(Stored items from a collection)
******************************
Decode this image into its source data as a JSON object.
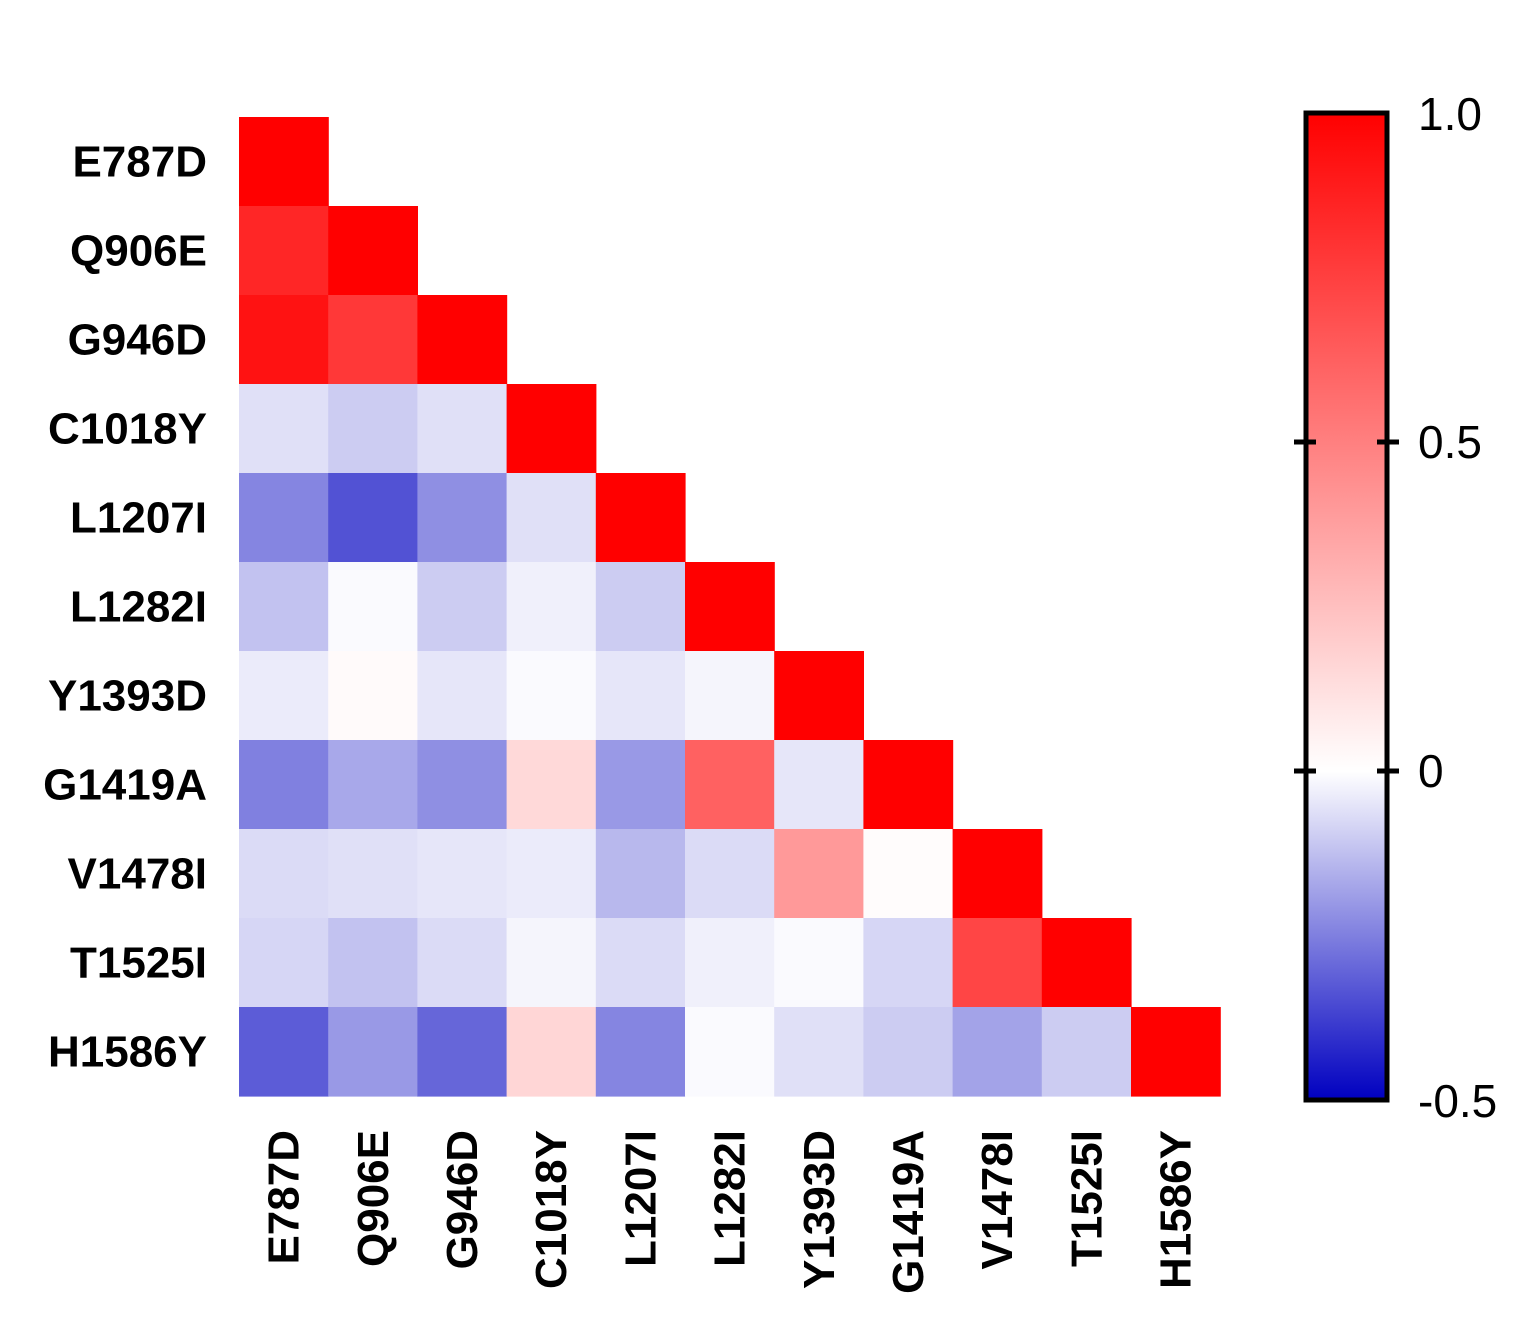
{
  "chart_data": {
    "type": "heatmap",
    "title": "",
    "variants": [
      "E787D",
      "Q906E",
      "G946D",
      "C1018Y",
      "L1207I",
      "L1282I",
      "Y1393D",
      "G1419A",
      "V1478I",
      "T1525I",
      "H1586Y"
    ],
    "matrix": [
      [
        1.0
      ],
      [
        0.85,
        1.0
      ],
      [
        0.93,
        0.78,
        1.0
      ],
      [
        -0.06,
        -0.1,
        -0.06,
        1.0
      ],
      [
        -0.24,
        -0.34,
        -0.22,
        -0.06,
        1.0
      ],
      [
        -0.12,
        -0.01,
        -0.1,
        -0.03,
        -0.1,
        1.0
      ],
      [
        -0.04,
        0.02,
        -0.05,
        -0.01,
        -0.05,
        -0.02,
        1.0
      ],
      [
        -0.25,
        -0.17,
        -0.22,
        0.15,
        -0.2,
        0.62,
        -0.05,
        1.0
      ],
      [
        -0.07,
        -0.06,
        -0.05,
        -0.04,
        -0.14,
        -0.07,
        0.4,
        0.01,
        1.0
      ],
      [
        -0.08,
        -0.12,
        -0.07,
        -0.02,
        -0.07,
        -0.03,
        -0.01,
        -0.08,
        0.73,
        1.0
      ],
      [
        -0.32,
        -0.2,
        -0.3,
        0.16,
        -0.24,
        -0.01,
        -0.06,
        -0.1,
        -0.18,
        -0.1,
        1.0
      ]
    ],
    "colorbar": {
      "min": -0.5,
      "max": 1.0,
      "center": 0,
      "tick_labels": [
        "1.0",
        "0.5",
        "0",
        "-0.5"
      ],
      "tick_values": [
        1.0,
        0.5,
        0,
        -0.5
      ],
      "colors": {
        "low": "#0000c0",
        "mid": "#ffffff",
        "high": "#ff0000"
      }
    }
  }
}
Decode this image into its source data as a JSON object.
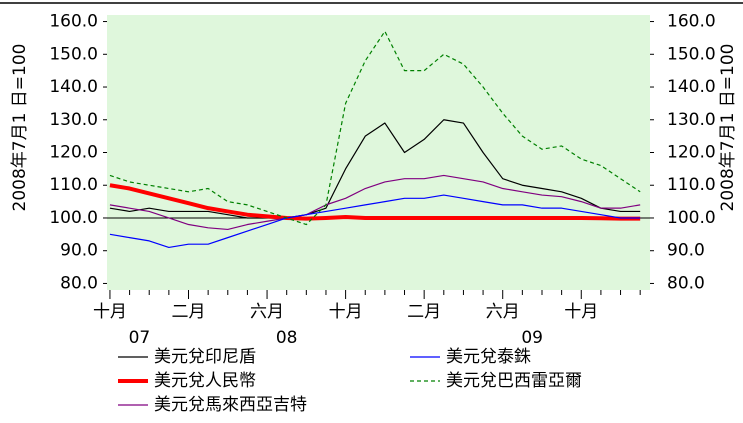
{
  "chart_data": {
    "type": "line",
    "y_axis_title": "2008年7月1 日=100",
    "x": [
      0,
      1,
      2,
      3,
      4,
      5,
      6,
      7,
      8,
      9,
      10,
      11,
      12,
      13,
      14,
      15,
      16,
      17,
      18,
      19,
      20,
      21,
      22,
      23,
      24,
      25,
      26,
      27
    ],
    "xlim": [
      -0.15,
      27.5
    ],
    "xticks": [
      {
        "value": 0,
        "label": "十月"
      },
      {
        "value": 4,
        "label": "二月"
      },
      {
        "value": 8,
        "label": "六月"
      },
      {
        "value": 12,
        "label": "十月"
      },
      {
        "value": 16,
        "label": "二月"
      },
      {
        "value": 20,
        "label": "六月"
      },
      {
        "value": 24,
        "label": "十月"
      }
    ],
    "xminorticks": [
      1,
      2,
      3,
      5,
      6,
      7,
      9,
      10,
      11,
      13,
      14,
      15,
      17,
      18,
      19,
      21,
      22,
      23,
      25,
      26,
      27
    ],
    "x_year_labels": [
      {
        "value": 1.5,
        "label": "07"
      },
      {
        "value": 9,
        "label": "08"
      },
      {
        "value": 21.5,
        "label": "09"
      }
    ],
    "ylim": [
      78,
      162
    ],
    "yticks": [
      {
        "value": 80,
        "label": "80.0"
      },
      {
        "value": 90,
        "label": "90.0"
      },
      {
        "value": 100,
        "label": "100.0"
      },
      {
        "value": 110,
        "label": "110.0"
      },
      {
        "value": 120,
        "label": "120.0"
      },
      {
        "value": 130,
        "label": "130.0"
      },
      {
        "value": 140,
        "label": "140.0"
      },
      {
        "value": 150,
        "label": "150.0"
      },
      {
        "value": 160,
        "label": "160.0"
      }
    ],
    "reference_line": 100,
    "plot_background": "#dff7dc",
    "series": [
      {
        "name": "美元兌印尼盾",
        "color": "#000000",
        "width": 1.2,
        "dash": false,
        "values": [
          103,
          102,
          103,
          102,
          102,
          102,
          101,
          100,
          100,
          100,
          101,
          103,
          115,
          125,
          129,
          120,
          124,
          130,
          129,
          120,
          112,
          110,
          109,
          108,
          106,
          103,
          102,
          102
        ]
      },
      {
        "name": "美元兌人民幣",
        "color": "#ff0000",
        "width": 4,
        "dash": false,
        "values": [
          110,
          109,
          107.5,
          106,
          104.5,
          103,
          102,
          101,
          100.5,
          100,
          99.8,
          100,
          100.3,
          100,
          100,
          100,
          100,
          100,
          100,
          100,
          100,
          100,
          100,
          100,
          100,
          99.9,
          99.8,
          99.8
        ]
      },
      {
        "name": "美元兌馬來西亞吉特",
        "color": "#800080",
        "width": 1.2,
        "dash": false,
        "values": [
          104,
          103,
          102,
          100,
          98,
          97,
          96.5,
          98,
          99,
          100,
          101,
          104,
          106,
          109,
          111,
          112,
          112,
          113,
          112,
          111,
          109,
          108,
          107,
          106.5,
          105,
          103,
          103,
          104
        ]
      },
      {
        "name": "美元兌泰銖",
        "color": "#0000ff",
        "width": 1.2,
        "dash": false,
        "values": [
          95,
          94,
          93,
          91,
          92,
          92,
          94,
          96,
          98,
          100,
          101,
          102,
          103,
          104,
          105,
          106,
          106,
          107,
          106,
          105,
          104,
          104,
          103,
          103,
          102,
          101,
          100,
          100
        ]
      },
      {
        "name": "美元兌巴西雷亞爾",
        "color": "#008000",
        "width": 1.2,
        "dash": true,
        "values": [
          113,
          111,
          110,
          109,
          108,
          109,
          105,
          104,
          102,
          100,
          98,
          104,
          135,
          148,
          157,
          145,
          145,
          150,
          147,
          140,
          132,
          125,
          121,
          122,
          118,
          116,
          112,
          108
        ]
      }
    ]
  }
}
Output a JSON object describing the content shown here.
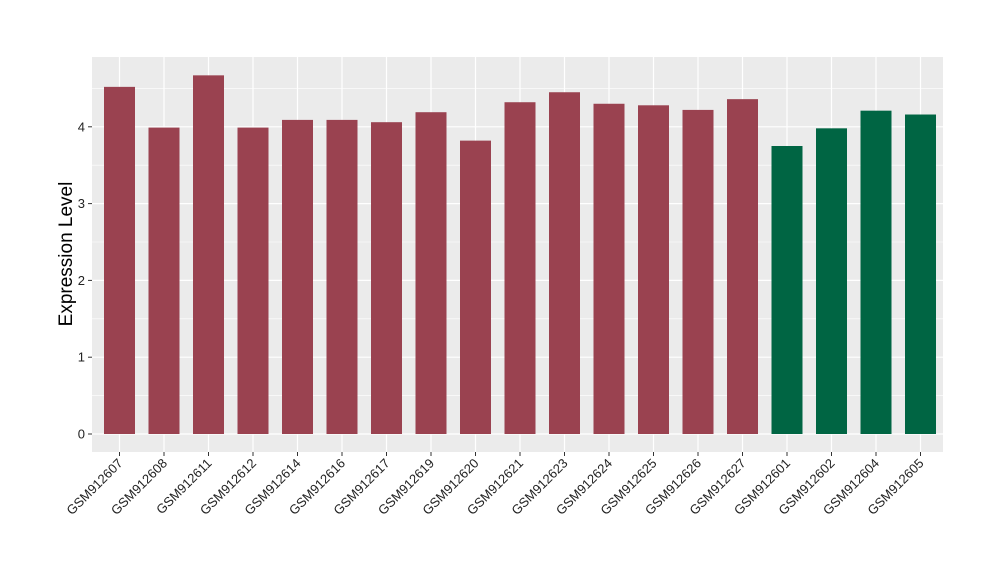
{
  "chart_data": {
    "type": "bar",
    "title": "",
    "xlabel": "",
    "ylabel": "Expression Level",
    "ylim": [
      0,
      4.9
    ],
    "yticks": [
      0,
      1,
      2,
      3,
      4
    ],
    "grid": true,
    "legend": "none",
    "colors": {
      "group_a": "#9a4250",
      "group_b": "#006543",
      "panel_bg": "#ebebeb",
      "grid": "#ffffff"
    },
    "categories": [
      "GSM912607",
      "GSM912608",
      "GSM912611",
      "GSM912612",
      "GSM912614",
      "GSM912616",
      "GSM912617",
      "GSM912619",
      "GSM912620",
      "GSM912621",
      "GSM912623",
      "GSM912624",
      "GSM912625",
      "GSM912626",
      "GSM912627",
      "GSM912601",
      "GSM912602",
      "GSM912604",
      "GSM912605"
    ],
    "values": [
      4.52,
      3.99,
      4.67,
      3.99,
      4.09,
      4.09,
      4.06,
      4.19,
      3.82,
      4.32,
      4.45,
      4.3,
      4.28,
      4.22,
      4.36,
      3.75,
      3.98,
      4.21,
      4.16
    ],
    "groups": [
      "a",
      "a",
      "a",
      "a",
      "a",
      "a",
      "a",
      "a",
      "a",
      "a",
      "a",
      "a",
      "a",
      "a",
      "a",
      "b",
      "b",
      "b",
      "b"
    ]
  }
}
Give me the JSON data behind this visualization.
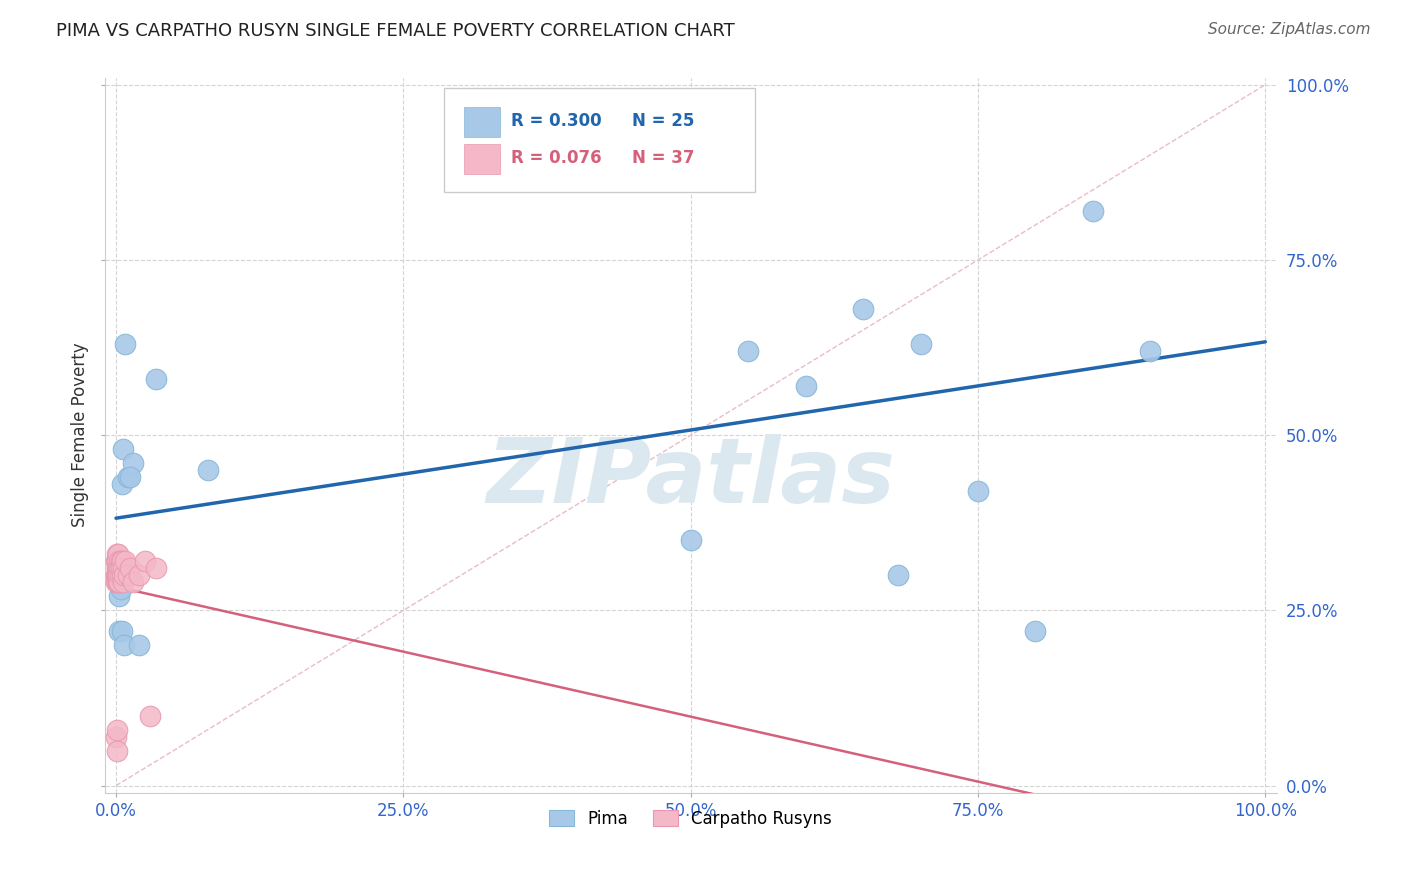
{
  "title": "PIMA VS CARPATHO RUSYN SINGLE FEMALE POVERTY CORRELATION CHART",
  "source": "Source: ZipAtlas.com",
  "ylabel_text": "Single Female Poverty",
  "legend_label_blue": "Pima",
  "legend_label_pink": "Carpatho Rusyns",
  "R_blue": 0.3,
  "N_blue": 25,
  "R_pink": 0.076,
  "N_pink": 37,
  "pima_x": [
    0.3,
    0.4,
    0.5,
    0.6,
    0.8,
    1.0,
    1.5,
    3.5,
    8.0,
    0.3,
    0.5,
    0.7,
    1.2,
    2.0,
    50.0,
    55.0,
    60.0,
    65.0,
    70.0,
    75.0,
    80.0,
    85.0,
    90.0,
    52.0,
    68.0
  ],
  "pima_y": [
    27.0,
    28.0,
    43.0,
    48.0,
    63.0,
    44.0,
    46.0,
    58.0,
    45.0,
    22.0,
    22.0,
    20.0,
    44.0,
    20.0,
    35.0,
    62.0,
    57.0,
    68.0,
    63.0,
    42.0,
    22.0,
    82.0,
    62.0,
    95.0,
    30.0
  ],
  "rusyn_x": [
    0.02,
    0.03,
    0.04,
    0.05,
    0.06,
    0.07,
    0.08,
    0.09,
    0.1,
    0.12,
    0.13,
    0.15,
    0.17,
    0.18,
    0.2,
    0.22,
    0.25,
    0.3,
    0.35,
    0.4,
    0.45,
    0.5,
    0.55,
    0.6,
    0.65,
    0.7,
    0.8,
    1.0,
    1.2,
    1.5,
    2.0,
    2.5,
    3.5,
    0.04,
    0.06,
    0.08,
    3.0
  ],
  "rusyn_y": [
    30.0,
    32.0,
    29.0,
    31.0,
    30.0,
    33.0,
    29.0,
    31.0,
    30.0,
    32.0,
    30.0,
    31.0,
    29.0,
    33.0,
    30.0,
    32.0,
    29.0,
    31.0,
    30.0,
    32.0,
    31.0,
    30.0,
    32.0,
    29.0,
    31.0,
    30.0,
    32.0,
    30.0,
    31.0,
    29.0,
    30.0,
    32.0,
    31.0,
    7.0,
    5.0,
    8.0,
    10.0
  ],
  "background_color": "#ffffff",
  "blue_scatter_color": "#a8c8e8",
  "pink_scatter_color": "#f4b8c8",
  "blue_line_color": "#2166ac",
  "pink_line_color": "#d4607a",
  "diag_color": "#e0a0b0",
  "grid_color": "#d0d0d0",
  "title_color": "#222222",
  "source_color": "#666666",
  "axis_tick_color": "#3366cc",
  "ylabel_color": "#333333",
  "watermark_color": "#dce8f0",
  "watermark_text": "ZIPatlas"
}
******************************
### What to work on
Go through the listing above and report how many of its lines contain the word "JSON", with only the number as output.

### Answer below
4